** begin **

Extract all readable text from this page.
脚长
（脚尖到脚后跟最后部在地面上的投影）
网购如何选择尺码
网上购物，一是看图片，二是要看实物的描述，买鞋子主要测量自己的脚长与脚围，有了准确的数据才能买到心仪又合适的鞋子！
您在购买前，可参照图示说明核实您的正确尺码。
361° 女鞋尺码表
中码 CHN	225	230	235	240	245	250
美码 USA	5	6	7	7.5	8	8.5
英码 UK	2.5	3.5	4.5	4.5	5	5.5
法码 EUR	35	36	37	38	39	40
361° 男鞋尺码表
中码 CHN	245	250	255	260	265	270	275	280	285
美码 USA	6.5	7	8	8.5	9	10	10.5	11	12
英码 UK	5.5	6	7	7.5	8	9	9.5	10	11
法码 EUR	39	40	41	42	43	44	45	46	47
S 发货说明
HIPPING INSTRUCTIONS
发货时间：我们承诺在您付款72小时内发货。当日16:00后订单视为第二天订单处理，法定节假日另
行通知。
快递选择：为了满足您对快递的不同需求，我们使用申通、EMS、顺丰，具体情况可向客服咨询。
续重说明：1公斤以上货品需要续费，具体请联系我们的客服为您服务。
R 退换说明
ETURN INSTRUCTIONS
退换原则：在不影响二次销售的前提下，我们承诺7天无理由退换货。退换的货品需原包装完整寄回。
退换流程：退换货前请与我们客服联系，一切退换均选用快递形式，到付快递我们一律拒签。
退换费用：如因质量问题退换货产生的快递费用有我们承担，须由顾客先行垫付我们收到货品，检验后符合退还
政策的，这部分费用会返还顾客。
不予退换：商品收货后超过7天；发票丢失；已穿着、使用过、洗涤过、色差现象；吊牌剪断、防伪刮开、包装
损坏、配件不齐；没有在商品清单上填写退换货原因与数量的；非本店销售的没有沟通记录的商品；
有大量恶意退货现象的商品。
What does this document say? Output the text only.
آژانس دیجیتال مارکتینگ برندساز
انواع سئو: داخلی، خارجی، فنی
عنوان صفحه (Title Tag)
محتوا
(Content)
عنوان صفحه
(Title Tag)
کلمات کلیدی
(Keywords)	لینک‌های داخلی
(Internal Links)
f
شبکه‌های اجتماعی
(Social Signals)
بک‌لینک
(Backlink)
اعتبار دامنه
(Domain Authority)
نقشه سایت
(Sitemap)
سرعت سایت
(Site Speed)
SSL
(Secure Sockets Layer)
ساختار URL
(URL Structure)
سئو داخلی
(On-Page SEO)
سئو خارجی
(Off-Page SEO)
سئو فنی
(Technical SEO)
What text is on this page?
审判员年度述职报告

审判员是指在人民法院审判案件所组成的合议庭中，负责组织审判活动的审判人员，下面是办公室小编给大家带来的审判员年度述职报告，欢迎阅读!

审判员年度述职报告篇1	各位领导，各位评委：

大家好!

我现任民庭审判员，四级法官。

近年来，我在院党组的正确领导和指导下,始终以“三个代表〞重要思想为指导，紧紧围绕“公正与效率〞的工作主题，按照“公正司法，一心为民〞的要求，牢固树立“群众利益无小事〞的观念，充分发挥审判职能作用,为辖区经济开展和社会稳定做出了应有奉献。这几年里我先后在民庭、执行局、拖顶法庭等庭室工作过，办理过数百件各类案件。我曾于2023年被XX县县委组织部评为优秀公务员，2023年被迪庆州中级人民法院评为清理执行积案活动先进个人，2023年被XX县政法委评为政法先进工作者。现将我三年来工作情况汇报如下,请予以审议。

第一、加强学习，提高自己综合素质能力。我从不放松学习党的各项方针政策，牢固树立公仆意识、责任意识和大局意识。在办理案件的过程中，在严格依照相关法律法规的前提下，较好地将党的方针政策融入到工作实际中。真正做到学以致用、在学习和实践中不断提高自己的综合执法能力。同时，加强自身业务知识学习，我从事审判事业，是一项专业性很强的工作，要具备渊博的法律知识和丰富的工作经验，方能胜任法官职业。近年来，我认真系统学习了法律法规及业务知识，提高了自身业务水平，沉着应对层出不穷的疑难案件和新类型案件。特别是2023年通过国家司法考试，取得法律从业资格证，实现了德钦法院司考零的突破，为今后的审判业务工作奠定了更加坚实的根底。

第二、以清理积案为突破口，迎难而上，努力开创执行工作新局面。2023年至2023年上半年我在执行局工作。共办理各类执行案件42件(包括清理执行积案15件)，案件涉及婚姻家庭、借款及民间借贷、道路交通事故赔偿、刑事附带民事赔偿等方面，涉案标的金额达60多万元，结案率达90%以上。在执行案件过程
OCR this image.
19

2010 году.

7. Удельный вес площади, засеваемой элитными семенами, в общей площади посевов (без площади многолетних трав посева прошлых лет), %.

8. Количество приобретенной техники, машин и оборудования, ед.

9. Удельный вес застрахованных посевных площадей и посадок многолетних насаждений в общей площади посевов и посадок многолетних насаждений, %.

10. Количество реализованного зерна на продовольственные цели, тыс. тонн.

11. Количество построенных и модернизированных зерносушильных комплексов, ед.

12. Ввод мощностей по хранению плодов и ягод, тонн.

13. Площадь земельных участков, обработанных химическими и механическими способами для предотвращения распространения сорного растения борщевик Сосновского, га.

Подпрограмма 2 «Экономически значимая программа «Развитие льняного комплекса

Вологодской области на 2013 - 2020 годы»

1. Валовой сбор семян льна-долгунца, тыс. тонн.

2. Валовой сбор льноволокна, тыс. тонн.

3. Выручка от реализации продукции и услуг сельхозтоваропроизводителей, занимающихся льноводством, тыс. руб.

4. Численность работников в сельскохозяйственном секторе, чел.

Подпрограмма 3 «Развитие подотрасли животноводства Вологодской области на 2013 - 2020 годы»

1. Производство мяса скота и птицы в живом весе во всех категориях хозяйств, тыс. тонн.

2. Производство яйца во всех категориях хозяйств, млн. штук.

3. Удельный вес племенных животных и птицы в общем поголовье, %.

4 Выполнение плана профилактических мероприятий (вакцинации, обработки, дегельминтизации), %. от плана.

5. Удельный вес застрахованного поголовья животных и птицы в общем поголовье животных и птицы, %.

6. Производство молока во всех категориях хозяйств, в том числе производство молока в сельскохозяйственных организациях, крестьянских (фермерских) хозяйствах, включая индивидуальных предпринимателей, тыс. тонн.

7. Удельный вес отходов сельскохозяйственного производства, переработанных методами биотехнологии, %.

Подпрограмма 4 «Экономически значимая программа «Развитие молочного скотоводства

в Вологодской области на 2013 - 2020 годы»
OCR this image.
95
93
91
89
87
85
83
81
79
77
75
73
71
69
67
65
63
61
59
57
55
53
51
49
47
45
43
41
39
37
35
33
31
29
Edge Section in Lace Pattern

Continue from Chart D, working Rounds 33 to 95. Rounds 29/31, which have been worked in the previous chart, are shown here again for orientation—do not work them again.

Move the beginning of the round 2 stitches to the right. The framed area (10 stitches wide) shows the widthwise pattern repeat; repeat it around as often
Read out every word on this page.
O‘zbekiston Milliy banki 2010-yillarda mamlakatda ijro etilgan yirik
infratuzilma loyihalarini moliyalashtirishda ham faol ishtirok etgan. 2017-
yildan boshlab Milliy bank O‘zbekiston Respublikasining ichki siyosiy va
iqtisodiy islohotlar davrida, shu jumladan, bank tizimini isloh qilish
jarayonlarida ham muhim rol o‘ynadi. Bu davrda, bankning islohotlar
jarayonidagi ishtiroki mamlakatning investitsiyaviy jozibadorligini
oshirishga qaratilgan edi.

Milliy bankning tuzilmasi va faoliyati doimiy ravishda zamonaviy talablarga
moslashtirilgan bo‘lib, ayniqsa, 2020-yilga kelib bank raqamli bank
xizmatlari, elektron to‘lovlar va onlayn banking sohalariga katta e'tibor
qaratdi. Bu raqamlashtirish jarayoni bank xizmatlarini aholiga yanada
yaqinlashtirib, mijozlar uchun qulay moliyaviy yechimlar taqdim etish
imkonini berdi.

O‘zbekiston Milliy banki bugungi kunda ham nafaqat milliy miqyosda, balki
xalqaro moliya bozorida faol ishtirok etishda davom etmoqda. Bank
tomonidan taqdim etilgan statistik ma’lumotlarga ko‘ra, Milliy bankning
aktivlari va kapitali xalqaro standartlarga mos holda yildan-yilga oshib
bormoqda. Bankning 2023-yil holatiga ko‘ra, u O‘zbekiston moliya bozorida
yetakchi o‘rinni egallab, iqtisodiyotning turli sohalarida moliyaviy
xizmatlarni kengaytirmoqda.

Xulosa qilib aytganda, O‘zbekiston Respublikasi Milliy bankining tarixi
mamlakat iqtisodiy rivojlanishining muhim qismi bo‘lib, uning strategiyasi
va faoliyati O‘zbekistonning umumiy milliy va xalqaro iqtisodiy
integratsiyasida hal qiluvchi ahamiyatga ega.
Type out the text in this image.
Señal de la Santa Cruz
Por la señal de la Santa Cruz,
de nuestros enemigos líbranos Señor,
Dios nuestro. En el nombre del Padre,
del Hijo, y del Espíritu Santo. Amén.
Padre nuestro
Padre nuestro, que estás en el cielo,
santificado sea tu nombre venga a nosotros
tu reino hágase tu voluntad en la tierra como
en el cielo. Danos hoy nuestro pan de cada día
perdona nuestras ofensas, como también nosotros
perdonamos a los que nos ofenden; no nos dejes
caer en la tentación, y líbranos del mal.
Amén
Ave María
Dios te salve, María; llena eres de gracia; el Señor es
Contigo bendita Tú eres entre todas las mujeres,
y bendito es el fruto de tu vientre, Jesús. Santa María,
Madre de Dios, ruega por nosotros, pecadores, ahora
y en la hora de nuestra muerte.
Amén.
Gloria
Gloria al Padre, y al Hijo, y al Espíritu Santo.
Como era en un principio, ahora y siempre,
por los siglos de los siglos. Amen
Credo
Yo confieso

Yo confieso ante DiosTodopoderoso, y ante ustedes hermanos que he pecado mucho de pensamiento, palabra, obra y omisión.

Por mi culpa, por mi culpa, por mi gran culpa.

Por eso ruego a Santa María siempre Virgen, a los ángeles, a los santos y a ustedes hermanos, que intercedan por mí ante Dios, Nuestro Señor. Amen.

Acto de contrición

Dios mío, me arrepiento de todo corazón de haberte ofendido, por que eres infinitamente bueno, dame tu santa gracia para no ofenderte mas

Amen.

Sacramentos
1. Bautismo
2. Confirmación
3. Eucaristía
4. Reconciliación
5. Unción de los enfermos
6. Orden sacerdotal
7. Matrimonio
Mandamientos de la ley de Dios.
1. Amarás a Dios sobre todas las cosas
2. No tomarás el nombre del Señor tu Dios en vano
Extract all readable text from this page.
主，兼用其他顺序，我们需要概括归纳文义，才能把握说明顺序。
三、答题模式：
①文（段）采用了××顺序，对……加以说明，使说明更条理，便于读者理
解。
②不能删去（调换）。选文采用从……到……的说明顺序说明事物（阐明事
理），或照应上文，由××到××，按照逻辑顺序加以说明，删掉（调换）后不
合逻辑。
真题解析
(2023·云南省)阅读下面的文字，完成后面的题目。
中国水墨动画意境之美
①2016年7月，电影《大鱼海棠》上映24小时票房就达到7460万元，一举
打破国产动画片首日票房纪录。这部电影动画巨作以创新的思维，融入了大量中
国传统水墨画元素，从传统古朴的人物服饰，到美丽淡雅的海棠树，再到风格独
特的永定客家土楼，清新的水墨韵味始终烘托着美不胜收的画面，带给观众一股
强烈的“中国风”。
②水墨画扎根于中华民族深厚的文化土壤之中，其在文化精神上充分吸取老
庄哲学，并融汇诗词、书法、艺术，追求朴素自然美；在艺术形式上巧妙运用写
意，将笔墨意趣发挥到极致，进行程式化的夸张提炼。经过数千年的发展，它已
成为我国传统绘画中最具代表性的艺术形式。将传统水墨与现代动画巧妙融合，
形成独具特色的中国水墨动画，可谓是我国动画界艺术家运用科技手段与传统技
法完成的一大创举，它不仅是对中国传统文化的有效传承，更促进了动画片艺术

** end **

**Your goal**
How many lines of the data contain the word "faoliyati"? Answer with the number alone.

**Correct result**
2